_WHAT NEEDS TO BE DONE_.
For every line in the data below that contains "values", copy the line.

_INFORMATION GIVEN_.
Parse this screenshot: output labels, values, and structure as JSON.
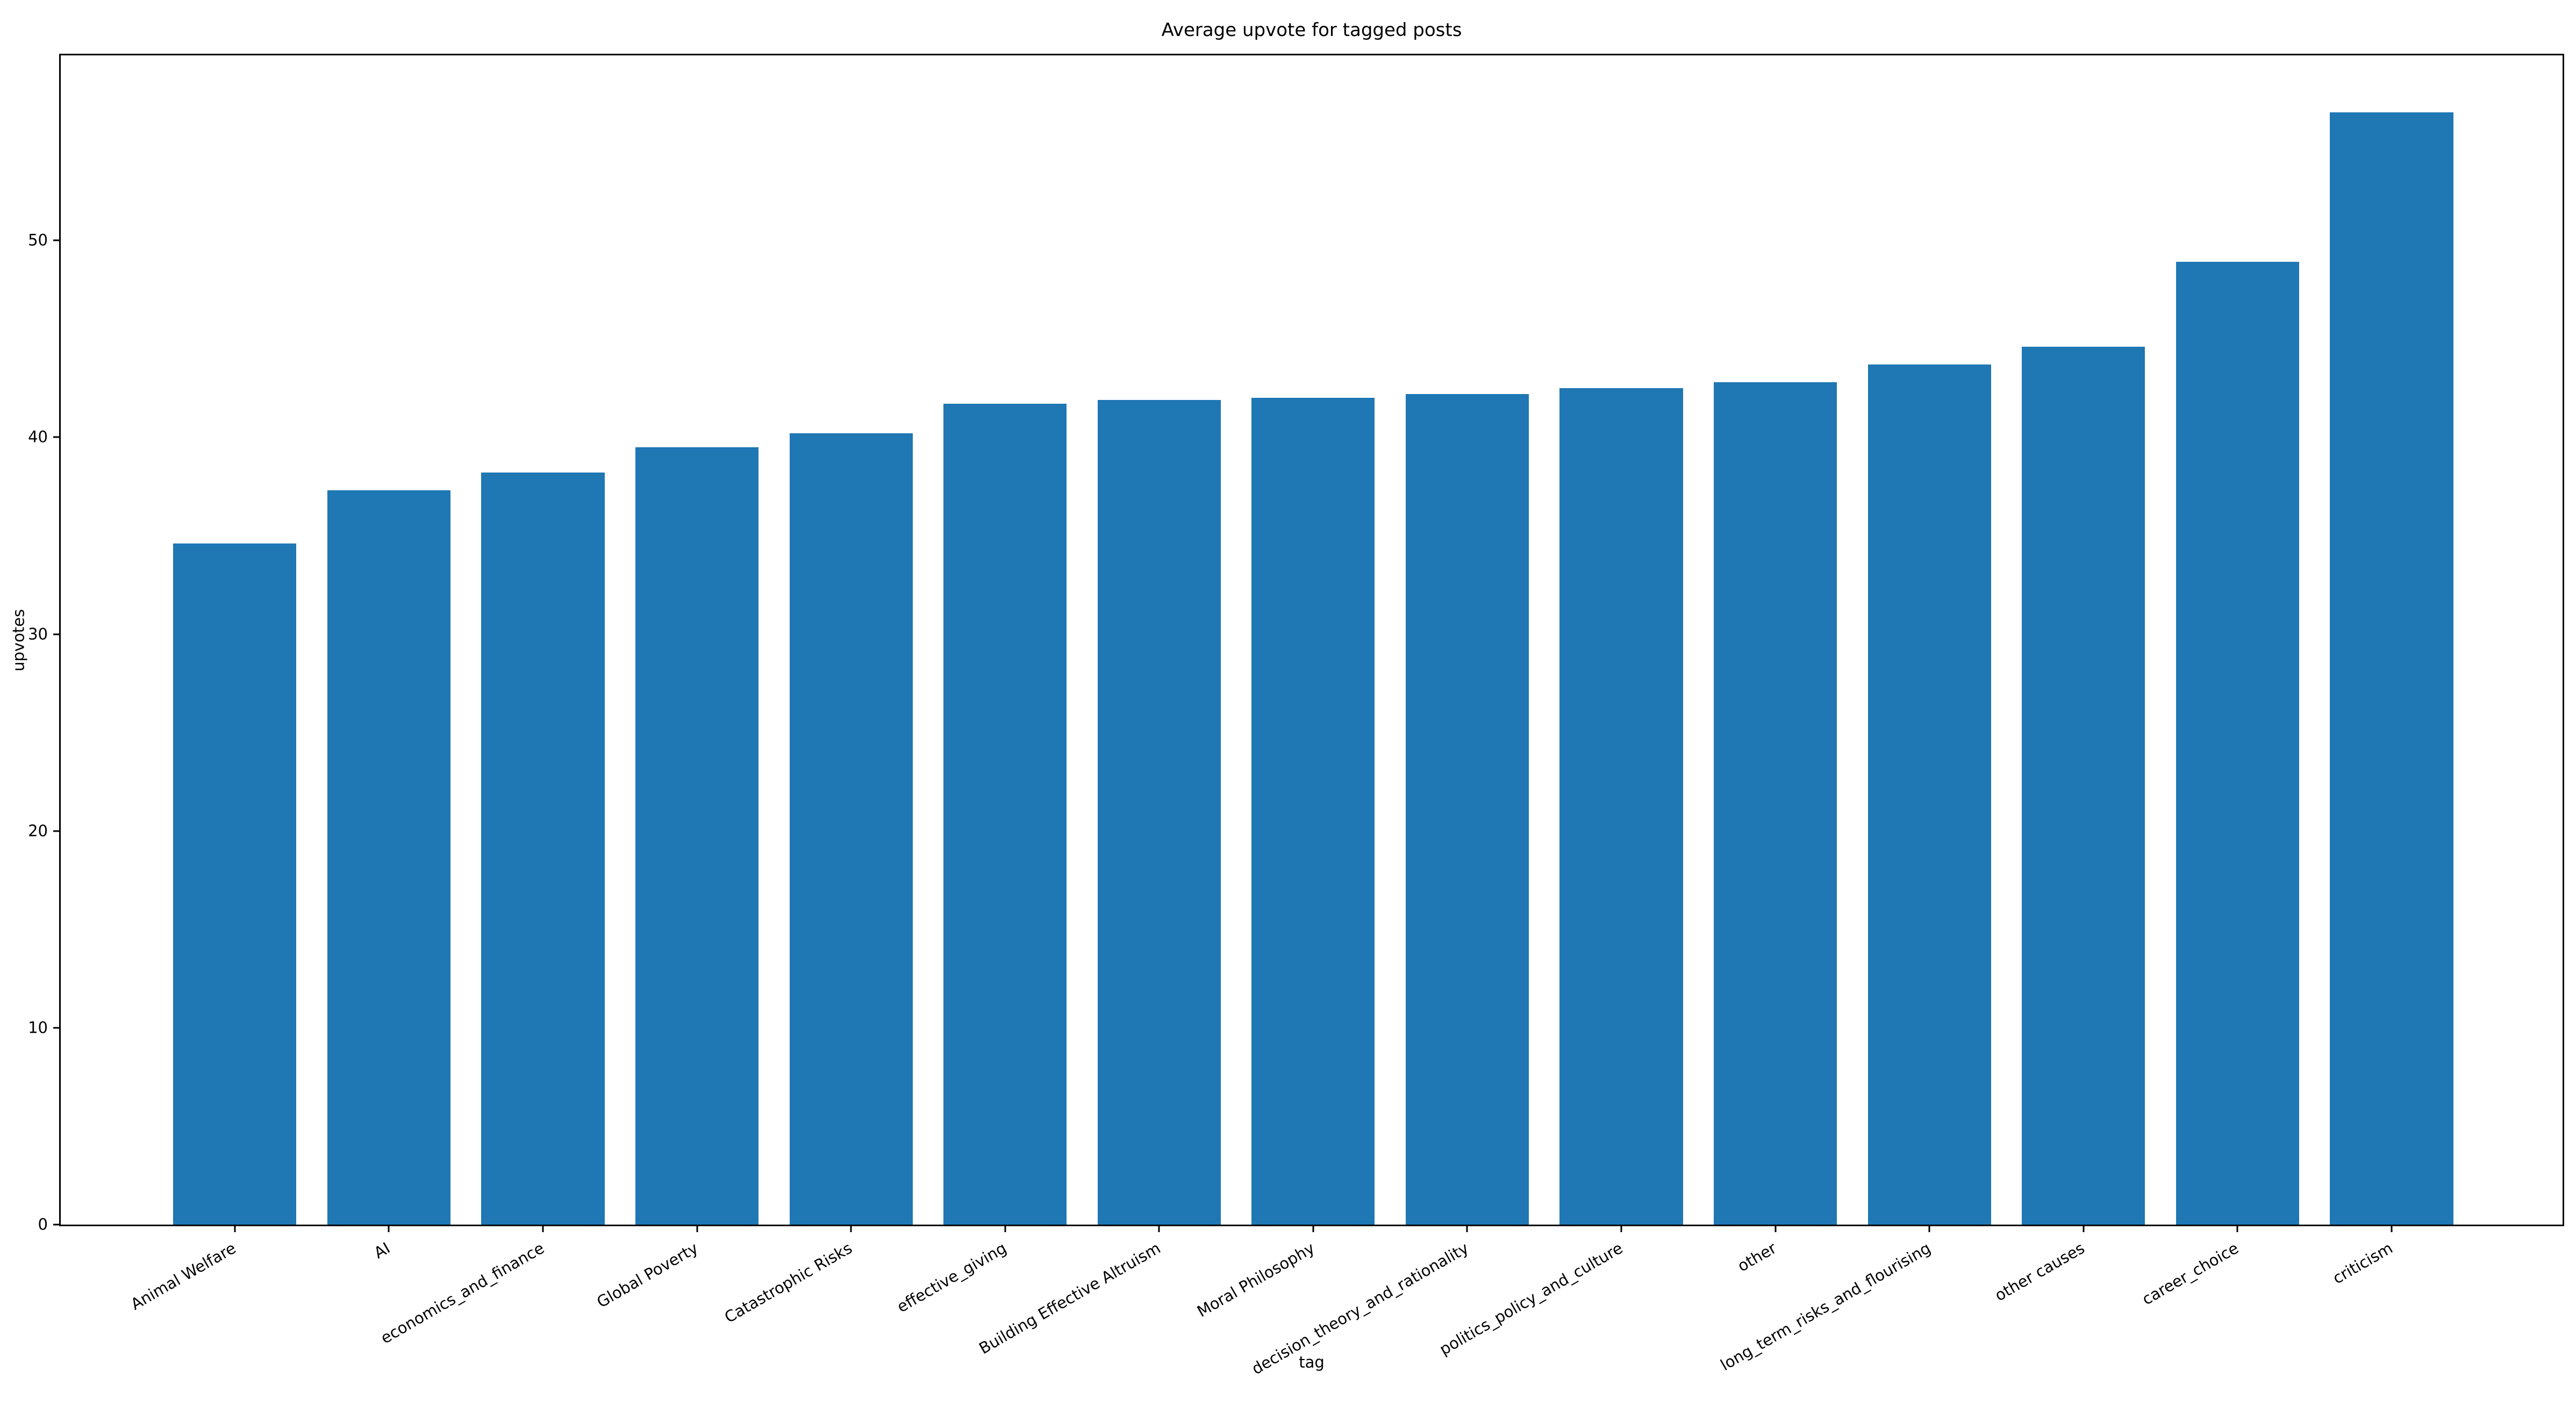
{
  "figure": {
    "background": "#ffffff"
  },
  "chart_data": {
    "type": "bar",
    "title": "Average upvote for tagged posts",
    "xlabel": "tag",
    "ylabel": "upvotes",
    "categories": [
      "Animal Welfare",
      "AI",
      "economics_and_finance",
      "Global Poverty",
      "Catastrophic Risks",
      "effective_giving",
      "Building Effective Altruism",
      "Moral Philosophy",
      "decision_theory_and_rationality",
      "politics_policy_and_culture",
      "other",
      "long_term_risks_and_flourising",
      "other causes",
      "career_choice",
      "criticism"
    ],
    "values": [
      34.6,
      37.3,
      38.2,
      39.5,
      40.2,
      41.7,
      41.9,
      42.0,
      42.2,
      42.5,
      42.8,
      43.7,
      44.6,
      48.9,
      56.5
    ],
    "yticks": [
      0,
      10,
      20,
      30,
      40,
      50
    ],
    "ylim": [
      0,
      59.4
    ],
    "xlim_units": [
      -1.13,
      15.11
    ],
    "bar_width_units": 0.8,
    "bar_color": "#1f77b4",
    "axis_color": "#000000",
    "text_color": "#000000",
    "grid": false,
    "legend": "none",
    "tick_label_rotation_deg": 30
  }
}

_SOLUTION FOR THIS EXERCISE_.
Parse this screenshot: output labels, values, and structure as JSON.
    "values": [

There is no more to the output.